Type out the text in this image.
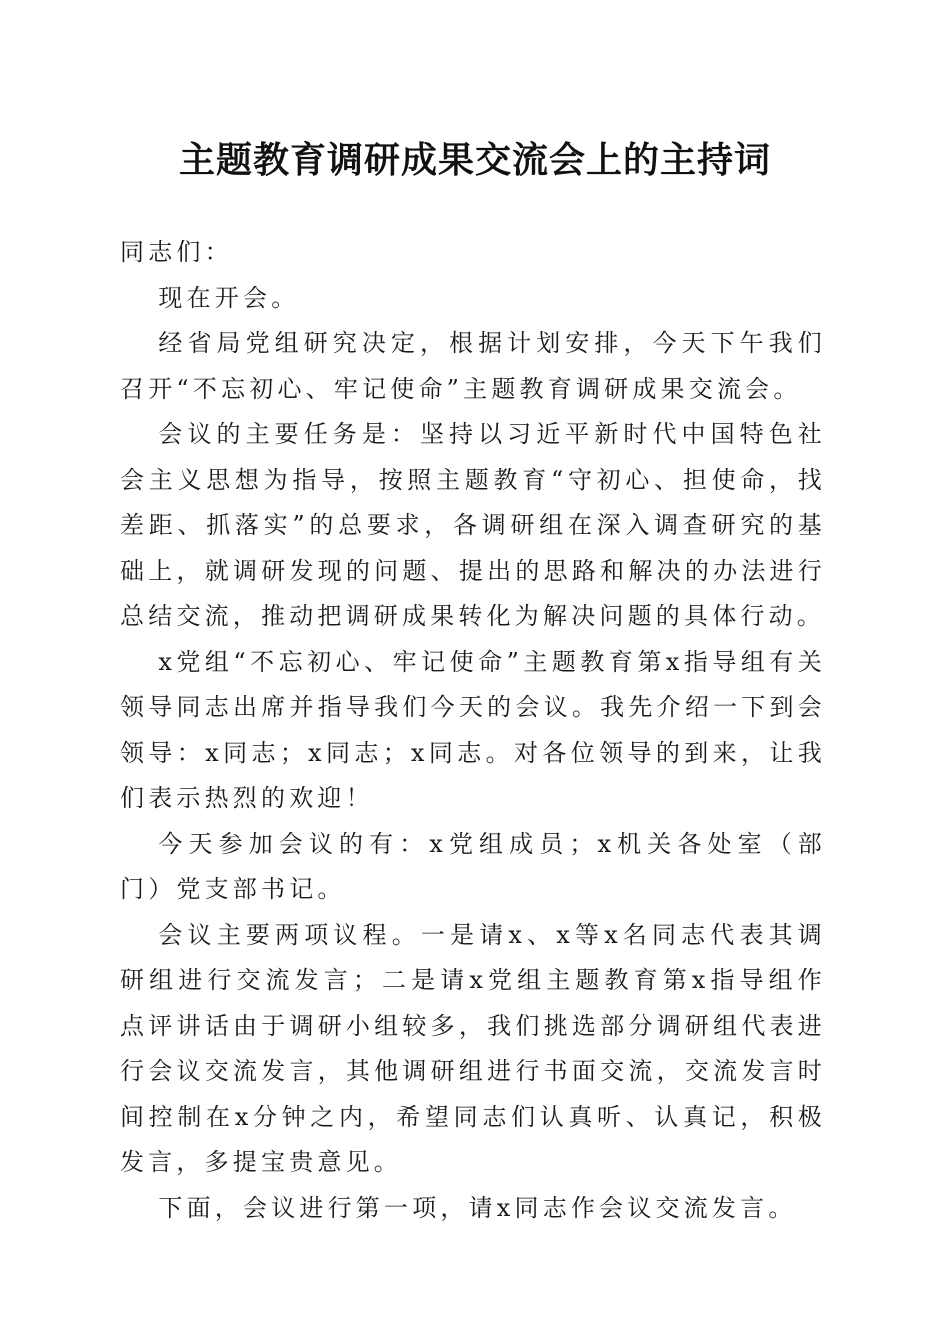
主题教育调研成果交流会上的主持词

同志们：

现在开会。

经省局党组研究决定，根据计划安排，今天下午我们召开“不忘初心、牢记使命”主题教育调研成果交流会。

会议的主要任务是：坚持以习近平新时代中国特色社会主义思想为指导，按照主题教育“守初心、担使命，找差距、抓落实”的总要求，各调研组在深入调查研究的基础上，就调研发现的问题、提出的思路和解决的办法进行总结交流，推动把调研成果转化为解决问题的具体行动。

x党组“不忘初心、牢记使命”主题教育第x指导组有关领导同志出席并指导我们今天的会议。我先介绍一下到会领导：x同志；x同志；x同志。对各位领导的到来，让我们表示热烈的欢迎！

今天参加会议的有：x党组成员；x机关各处室（部门）党支部书记。

会议主要两项议程。一是请x、x等x名同志代表其调研组进行交流发言；二是请x党组主题教育第x指导组作点评讲话由于调研小组较多，我们挑选部分调研组代表进行会议交流发言，其他调研组进行书面交流，交流发言时间控制在x分钟之内，希望同志们认真听、认真记，积极发言，多提宝贵意见。

下面，会议进行第一项，请x同志作会议交流发言。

**Your objective:** Scan the listing above. Gather each line that contains the word "牢记使命".

**Answer:**
经省局党组研究决定，根据计划安排，今天下午我们召开“不忘初心、牢记使命”主题教育调研成果交流会。
x党组“不忘初心、牢记使命”主题教育第x指导组有关领导同志出席并指导我们今天的会议。我先介绍一下到会领导：x同志；x同志；x同志。对各位领导的到来，让我们表示热烈的欢迎！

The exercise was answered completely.